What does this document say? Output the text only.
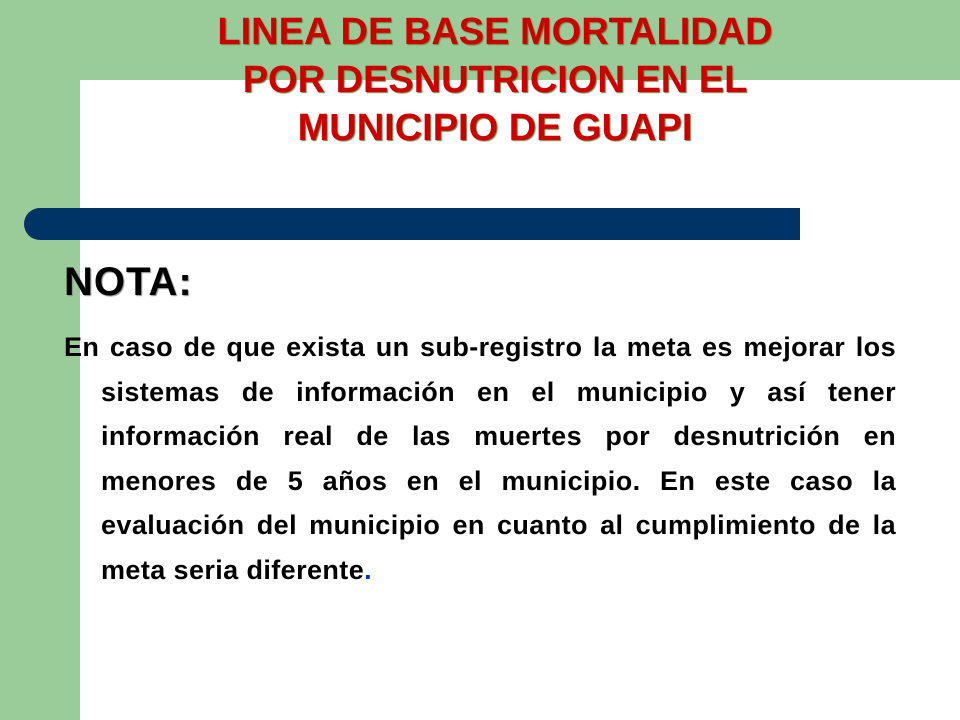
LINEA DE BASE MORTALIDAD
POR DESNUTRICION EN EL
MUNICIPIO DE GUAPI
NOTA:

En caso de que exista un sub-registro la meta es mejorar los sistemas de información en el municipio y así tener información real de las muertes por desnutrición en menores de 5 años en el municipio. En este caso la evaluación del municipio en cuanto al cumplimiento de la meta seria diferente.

********************

What is expected: Extract all the data above exactly, excluding every picture.

Response to this exercise:
What does this document say? Output the text only.
LINEA DE BASE MORTALIDAD
POR DESNUTRICION EN EL
MUNICIPIO DE GUAPI
NOTA:

En caso de que exista un sub-registro la meta es mejorar los sistemas de información en el municipio y así tener información real de las muertes por desnutrición en menores de 5 años en el municipio. En este caso la evaluación del municipio en cuanto al cumplimiento de la meta seria diferente.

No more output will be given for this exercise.